## [What needs to be done]
Quote the data below in full, minus the images.

___ Data supplied

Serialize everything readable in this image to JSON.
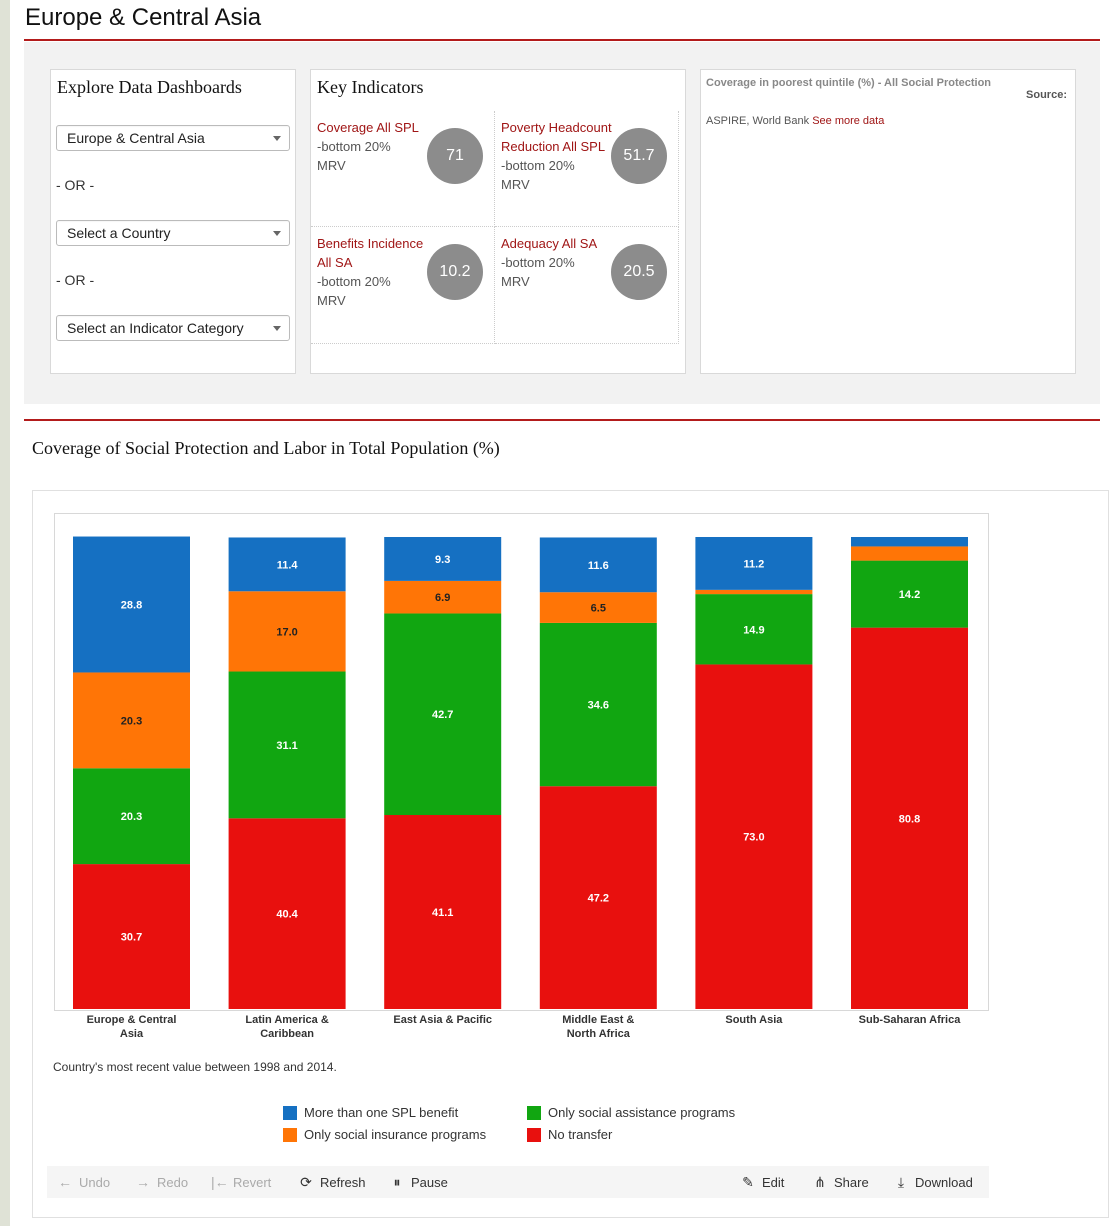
{
  "region_title": "Europe & Central Asia",
  "explore": {
    "title": "Explore Data Dashboards",
    "region_select": "Europe & Central Asia",
    "or1": "- OR -",
    "country_select": "Select a Country",
    "or2": "- OR -",
    "category_select": "Select an Indicator Category"
  },
  "key_indicators": {
    "title": "Key Indicators",
    "items": [
      {
        "label": "Coverage All SPL",
        "sub1": "-bottom 20%",
        "sub2": "MRV",
        "value": "71"
      },
      {
        "label": "Poverty Headcount Reduction All SPL",
        "sub1": "-bottom 20%",
        "sub2": "MRV",
        "value": "51.7"
      },
      {
        "label": "Benefits Incidence All SA",
        "sub1": "-bottom 20%",
        "sub2": "MRV",
        "value": "10.2"
      },
      {
        "label": "Adequacy All SA",
        "sub1": "-bottom 20%",
        "sub2": "MRV",
        "value": "20.5"
      }
    ]
  },
  "coverage_panel": {
    "title": "Coverage in poorest quintile (%) - All Social Protection",
    "source_label": "Source:",
    "source_text": "ASPIRE, World Bank",
    "link": "See more data"
  },
  "chart_heading": "Coverage of Social Protection and Labor in Total Population (%)",
  "chart_data": {
    "type": "bar",
    "stacked": true,
    "categories": [
      "Europe & Central Asia",
      "Latin America & Caribbean",
      "East Asia & Pacific",
      "Middle East & North Africa",
      "South Asia",
      "Sub-Saharan Africa"
    ],
    "series": [
      {
        "name": "No transfer",
        "color": "#e8100e",
        "values": [
          30.7,
          40.4,
          41.1,
          47.2,
          73.0,
          80.8
        ]
      },
      {
        "name": "Only social assistance programs",
        "color": "#11a611",
        "values": [
          20.3,
          31.1,
          42.7,
          34.6,
          14.9,
          14.2
        ]
      },
      {
        "name": "Only social insurance programs",
        "color": "#ff7506",
        "values": [
          20.3,
          17.0,
          6.9,
          6.5,
          0.9,
          3.0
        ]
      },
      {
        "name": "More than one SPL benefit",
        "color": "#1570c2",
        "values": [
          28.8,
          11.4,
          9.3,
          11.6,
          11.2,
          2.0
        ]
      }
    ],
    "labels": [
      [
        "30.7",
        "40.4",
        "41.1",
        "47.2",
        "73.0",
        "80.8"
      ],
      [
        "20.3",
        "31.1",
        "42.7",
        "34.6",
        "14.9",
        "14.2"
      ],
      [
        "20.3",
        "17.0",
        "6.9",
        "6.5",
        "",
        ""
      ],
      [
        "28.8",
        "11.4",
        "9.3",
        "11.6",
        "11.2",
        ""
      ]
    ],
    "ylim": [
      0,
      100
    ],
    "legend_order": [
      "More than one SPL benefit",
      "Only social assistance programs",
      "Only social insurance programs",
      "No transfer"
    ]
  },
  "chart_note": "Country's most recent value between 1998 and 2014.",
  "toolbar": {
    "undo": "Undo",
    "redo": "Redo",
    "revert": "Revert",
    "refresh": "Refresh",
    "pause": "Pause",
    "edit": "Edit",
    "share": "Share",
    "download": "Download"
  }
}
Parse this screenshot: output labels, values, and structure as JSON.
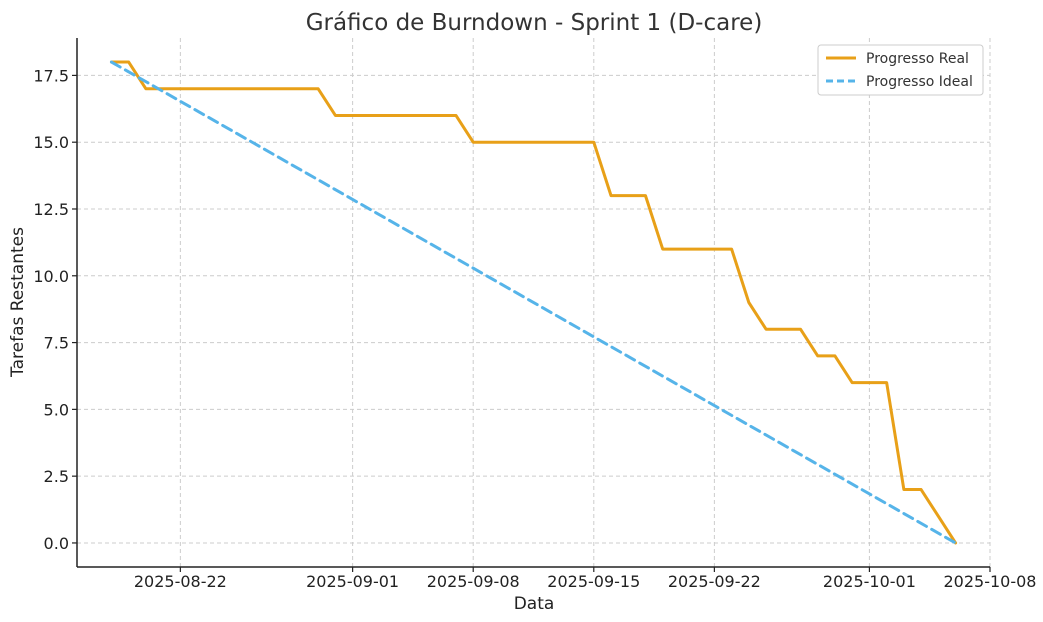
{
  "chart_data": {
    "type": "line",
    "title": "Gráfico de Burndown - Sprint 1 (D-care)",
    "xlabel": "Data",
    "ylabel": "Tarefas Restantes",
    "xlim": [
      "2025-08-16",
      "2025-10-08"
    ],
    "ylim": [
      -0.9,
      18.9
    ],
    "x_ticks": [
      "2025-08-22",
      "2025-09-01",
      "2025-09-08",
      "2025-09-15",
      "2025-09-22",
      "2025-10-01",
      "2025-10-08"
    ],
    "y_ticks": [
      0.0,
      2.5,
      5.0,
      7.5,
      10.0,
      12.5,
      15.0,
      17.5
    ],
    "y_tick_labels": [
      "0.0",
      "2.5",
      "5.0",
      "7.5",
      "10.0",
      "12.5",
      "15.0",
      "17.5"
    ],
    "grid": true,
    "legend_position": "top-right",
    "series": [
      {
        "name": "Progresso Real",
        "color": "#E8A018",
        "style": "solid",
        "points": [
          [
            "2025-08-18",
            18
          ],
          [
            "2025-08-19",
            18
          ],
          [
            "2025-08-20",
            17
          ],
          [
            "2025-08-21",
            17
          ],
          [
            "2025-08-22",
            17
          ],
          [
            "2025-08-23",
            17
          ],
          [
            "2025-08-24",
            17
          ],
          [
            "2025-08-25",
            17
          ],
          [
            "2025-08-26",
            17
          ],
          [
            "2025-08-27",
            17
          ],
          [
            "2025-08-28",
            17
          ],
          [
            "2025-08-29",
            17
          ],
          [
            "2025-08-30",
            17
          ],
          [
            "2025-08-31",
            16
          ],
          [
            "2025-09-01",
            16
          ],
          [
            "2025-09-02",
            16
          ],
          [
            "2025-09-03",
            16
          ],
          [
            "2025-09-04",
            16
          ],
          [
            "2025-09-05",
            16
          ],
          [
            "2025-09-06",
            16
          ],
          [
            "2025-09-07",
            16
          ],
          [
            "2025-09-08",
            15
          ],
          [
            "2025-09-09",
            15
          ],
          [
            "2025-09-10",
            15
          ],
          [
            "2025-09-11",
            15
          ],
          [
            "2025-09-12",
            15
          ],
          [
            "2025-09-13",
            15
          ],
          [
            "2025-09-14",
            15
          ],
          [
            "2025-09-15",
            15
          ],
          [
            "2025-09-16",
            13
          ],
          [
            "2025-09-17",
            13
          ],
          [
            "2025-09-18",
            13
          ],
          [
            "2025-09-19",
            11
          ],
          [
            "2025-09-20",
            11
          ],
          [
            "2025-09-21",
            11
          ],
          [
            "2025-09-22",
            11
          ],
          [
            "2025-09-23",
            11
          ],
          [
            "2025-09-24",
            9
          ],
          [
            "2025-09-25",
            8
          ],
          [
            "2025-09-26",
            8
          ],
          [
            "2025-09-27",
            8
          ],
          [
            "2025-09-28",
            7
          ],
          [
            "2025-09-29",
            7
          ],
          [
            "2025-09-30",
            6
          ],
          [
            "2025-10-01",
            6
          ],
          [
            "2025-10-02",
            6
          ],
          [
            "2025-10-03",
            2
          ],
          [
            "2025-10-04",
            2
          ],
          [
            "2025-10-05",
            1
          ],
          [
            "2025-10-06",
            0
          ]
        ]
      },
      {
        "name": "Progresso Ideal",
        "color": "#56B4E9",
        "style": "dashed",
        "points": [
          [
            "2025-08-18",
            18
          ],
          [
            "2025-10-06",
            0
          ]
        ]
      }
    ]
  }
}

______

## [Complete response]
Serialize everything readable in this image to JSON.
{
  "region_title": "Europe & Central Asia",
  "explore": {
    "title": "Explore Data Dashboards",
    "region_select": "Europe & Central Asia",
    "or1": "- OR -",
    "country_select": "Select a Country",
    "or2": "- OR -",
    "category_select": "Select an Indicator Category"
  },
  "key_indicators": {
    "title": "Key Indicators",
    "items": [
      {
        "label": "Coverage All SPL",
        "sub1": "-bottom 20%",
        "sub2": "MRV",
        "value": "71"
      },
      {
        "label": "Poverty Headcount Reduction All SPL",
        "sub1": "-bottom 20%",
        "sub2": "MRV",
        "value": "51.7"
      },
      {
        "label": "Benefits Incidence All SA",
        "sub1": "-bottom 20%",
        "sub2": "MRV",
        "value": "10.2"
      },
      {
        "label": "Adequacy All SA",
        "sub1": "-bottom 20%",
        "sub2": "MRV",
        "value": "20.5"
      }
    ]
  },
  "coverage_panel": {
    "title": "Coverage in poorest quintile (%) - All Social Protection",
    "source_label": "Source:",
    "source_text": "ASPIRE, World Bank",
    "link": "See more data"
  },
  "chart_heading": "Coverage of Social Protection and Labor in Total Population (%)",
  "chart_data": {
    "type": "bar",
    "stacked": true,
    "categories": [
      "Europe & Central Asia",
      "Latin America & Caribbean",
      "East Asia & Pacific",
      "Middle East & North Africa",
      "South Asia",
      "Sub-Saharan Africa"
    ],
    "series": [
      {
        "name": "No transfer",
        "color": "#e8100e",
        "values": [
          30.7,
          40.4,
          41.1,
          47.2,
          73.0,
          80.8
        ]
      },
      {
        "name": "Only social assistance programs",
        "color": "#11a611",
        "values": [
          20.3,
          31.1,
          42.7,
          34.6,
          14.9,
          14.2
        ]
      },
      {
        "name": "Only social insurance programs",
        "color": "#ff7506",
        "values": [
          20.3,
          17.0,
          6.9,
          6.5,
          0.9,
          3.0
        ]
      },
      {
        "name": "More than one SPL benefit",
        "color": "#1570c2",
        "values": [
          28.8,
          11.4,
          9.3,
          11.6,
          11.2,
          2.0
        ]
      }
    ],
    "labels": [
      [
        "30.7",
        "40.4",
        "41.1",
        "47.2",
        "73.0",
        "80.8"
      ],
      [
        "20.3",
        "31.1",
        "42.7",
        "34.6",
        "14.9",
        "14.2"
      ],
      [
        "20.3",
        "17.0",
        "6.9",
        "6.5",
        "",
        ""
      ],
      [
        "28.8",
        "11.4",
        "9.3",
        "11.6",
        "11.2",
        ""
      ]
    ],
    "ylim": [
      0,
      100
    ],
    "legend_order": [
      "More than one SPL benefit",
      "Only social assistance programs",
      "Only social insurance programs",
      "No transfer"
    ]
  },
  "chart_note": "Country's most recent value between 1998 and 2014.",
  "toolbar": {
    "undo": "Undo",
    "redo": "Redo",
    "revert": "Revert",
    "refresh": "Refresh",
    "pause": "Pause",
    "edit": "Edit",
    "share": "Share",
    "download": "Download"
  }
}
Parse this screenshot: output labels, values, and structure as JSON.
{
  "chart_data": {
    "type": "line",
    "title": "Gráfico de Burndown - Sprint 1 (D-care)",
    "xlabel": "Data",
    "ylabel": "Tarefas Restantes",
    "xlim": [
      "2025-08-16",
      "2025-10-08"
    ],
    "ylim": [
      -0.9,
      18.9
    ],
    "x_ticks": [
      "2025-08-22",
      "2025-09-01",
      "2025-09-08",
      "2025-09-15",
      "2025-09-22",
      "2025-10-01",
      "2025-10-08"
    ],
    "y_ticks": [
      0.0,
      2.5,
      5.0,
      7.5,
      10.0,
      12.5,
      15.0,
      17.5
    ],
    "y_tick_labels": [
      "0.0",
      "2.5",
      "5.0",
      "7.5",
      "10.0",
      "12.5",
      "15.0",
      "17.5"
    ],
    "grid": true,
    "legend_position": "top-right",
    "series": [
      {
        "name": "Progresso Real",
        "color": "#E8A018",
        "style": "solid",
        "points": [
          [
            "2025-08-18",
            18
          ],
          [
            "2025-08-19",
            18
          ],
          [
            "2025-08-20",
            17
          ],
          [
            "2025-08-21",
            17
          ],
          [
            "2025-08-22",
            17
          ],
          [
            "2025-08-23",
            17
          ],
          [
            "2025-08-24",
            17
          ],
          [
            "2025-08-25",
            17
          ],
          [
            "2025-08-26",
            17
          ],
          [
            "2025-08-27",
            17
          ],
          [
            "2025-08-28",
            17
          ],
          [
            "2025-08-29",
            17
          ],
          [
            "2025-08-30",
            17
          ],
          [
            "2025-08-31",
            16
          ],
          [
            "2025-09-01",
            16
          ],
          [
            "2025-09-02",
            16
          ],
          [
            "2025-09-03",
            16
          ],
          [
            "2025-09-04",
            16
          ],
          [
            "2025-09-05",
            16
          ],
          [
            "2025-09-06",
            16
          ],
          [
            "2025-09-07",
            16
          ],
          [
            "2025-09-08",
            15
          ],
          [
            "2025-09-09",
            15
          ],
          [
            "2025-09-10",
            15
          ],
          [
            "2025-09-11",
            15
          ],
          [
            "2025-09-12",
            15
          ],
          [
            "2025-09-13",
            15
          ],
          [
            "2025-09-14",
            15
          ],
          [
            "2025-09-15",
            15
          ],
          [
            "2025-09-16",
            13
          ],
          [
            "2025-09-17",
            13
          ],
          [
            "2025-09-18",
            13
          ],
          [
            "2025-09-19",
            11
          ],
          [
            "2025-09-20",
            11
          ],
          [
            "2025-09-21",
            11
          ],
          [
            "2025-09-22",
            11
          ],
          [
            "2025-09-23",
            11
          ],
          [
            "2025-09-24",
            9
          ],
          [
            "2025-09-25",
            8
          ],
          [
            "2025-09-26",
            8
          ],
          [
            "2025-09-27",
            8
          ],
          [
            "2025-09-28",
            7
          ],
          [
            "2025-09-29",
            7
          ],
          [
            "2025-09-30",
            6
          ],
          [
            "2025-10-01",
            6
          ],
          [
            "2025-10-02",
            6
          ],
          [
            "2025-10-03",
            2
          ],
          [
            "2025-10-04",
            2
          ],
          [
            "2025-10-05",
            1
          ],
          [
            "2025-10-06",
            0
          ]
        ]
      },
      {
        "name": "Progresso Ideal",
        "color": "#56B4E9",
        "style": "dashed",
        "points": [
          [
            "2025-08-18",
            18
          ],
          [
            "2025-10-06",
            0
          ]
        ]
      }
    ]
  }
}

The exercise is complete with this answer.